-- start of GIVEN ENTRIES --

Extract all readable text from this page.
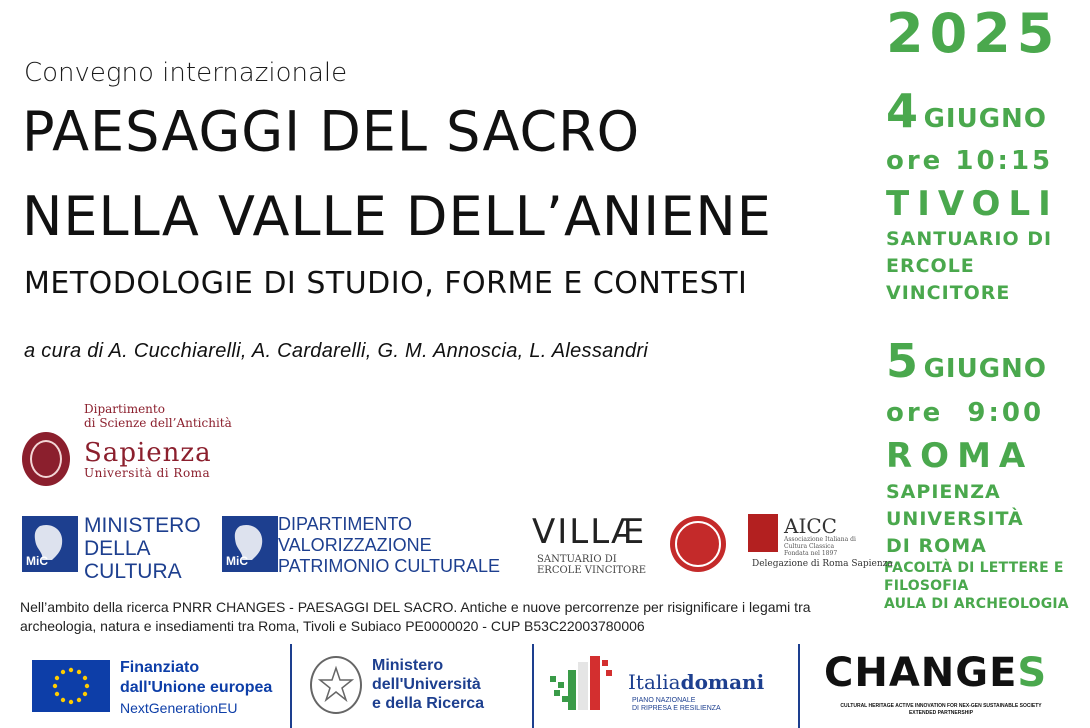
Convegno internazionale
PAESAGGI DEL SACRO
NELLA VALLE DELL’ANIENE
METODOLOGIE DI STUDIO, FORME E CONTESTI
a cura di A. Cucchiarelli, A. Cardarelli, G. M. Annoscia, L. Alessandri
2025
4 GIUGNO
ore 10:15
TIVOLI
SANTUARIO DI
ERCOLE
VINCITORE
5 GIUGNO
ore  9:00
ROMA
SAPIENZA
UNIVERSITÀ
DI ROMA
FACOLTÀ DI LETTERE E
FILOSOFIA
AULA DI ARCHEOLOGIA
Dipartimento
di Scienze dell’Antichità
Sapienza
Università di Roma
MiC
MINISTERO
DELLA
CULTURA	MiC
DIPARTIMENTO
VALORIZZAZIONE
PATRIMONIO CULTURALE
VILLÆ
SANTUARIO DI
ERCOLE VINCITORE
AICC
Associazione Italiana di Cultura Classica Fondata nel 1897
Delegazione di Roma Sapienza
Nell’ambito della ricerca PNRR CHANGES - PAESAGGI DEL SACRO. Antiche e nuove percorrenze per risignificare i legami tra archeologia, natura e insediamenti tra Roma, Tivoli e Subiaco PE0000020 - CUP B53C22003780006
Finanziato
dall'Unione europea
NextGenerationEU
Ministero
dell'Università
e della Ricerca
Italiadomani
PIANO NAZIONALE
DI RIPRESA E RESILIENZA
CHANGES
CULTURAL HERITAGE ACTIVE INNOVATION FOR NEX-GEN SUSTAINABLE SOCIETY
EXTENDED PARTNERSHIP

-- end of GIVEN ENTRIES --

• _EXERCISE DIRECTIONS_
Every record above should come back exactly, but without its pictures.

• _FINAL ANSWER_
Extract all readable text from this page.
Convegno internazionale
PAESAGGI DEL SACRO
NELLA VALLE DELL’ANIENE
METODOLOGIE DI STUDIO, FORME E CONTESTI
a cura di A. Cucchiarelli, A. Cardarelli, G. M. Annoscia, L. Alessandri
2025
4 GIUGNO
ore 10:15
TIVOLI
SANTUARIO DI
ERCOLE
VINCITORE
5 GIUGNO
ore  9:00
ROMA
SAPIENZA
UNIVERSITÀ
DI ROMA
FACOLTÀ DI LETTERE E
FILOSOFIA
AULA DI ARCHEOLOGIA
Dipartimento
di Scienze dell’Antichità
Sapienza
Università di Roma
MiC
MINISTERO
DELLA
CULTURA	MiC
DIPARTIMENTO
VALORIZZAZIONE
PATRIMONIO CULTURALE
VILLÆ
SANTUARIO DI
ERCOLE VINCITORE
AICC
Associazione Italiana di Cultura Classica Fondata nel 1897
Delegazione di Roma Sapienza
Nell’ambito della ricerca PNRR CHANGES - PAESAGGI DEL SACRO. Antiche e nuove percorrenze per risignificare i legami tra archeologia, natura e insediamenti tra Roma, Tivoli e Subiaco PE0000020 - CUP B53C22003780006
Finanziato
dall'Unione europea
NextGenerationEU
Ministero
dell'Università
e della Ricerca
Italiadomani
PIANO NAZIONALE
DI RIPRESA E RESILIENZA
CHANGES
CULTURAL HERITAGE ACTIVE INNOVATION FOR NEX-GEN SUSTAINABLE SOCIETY
EXTENDED PARTNERSHIP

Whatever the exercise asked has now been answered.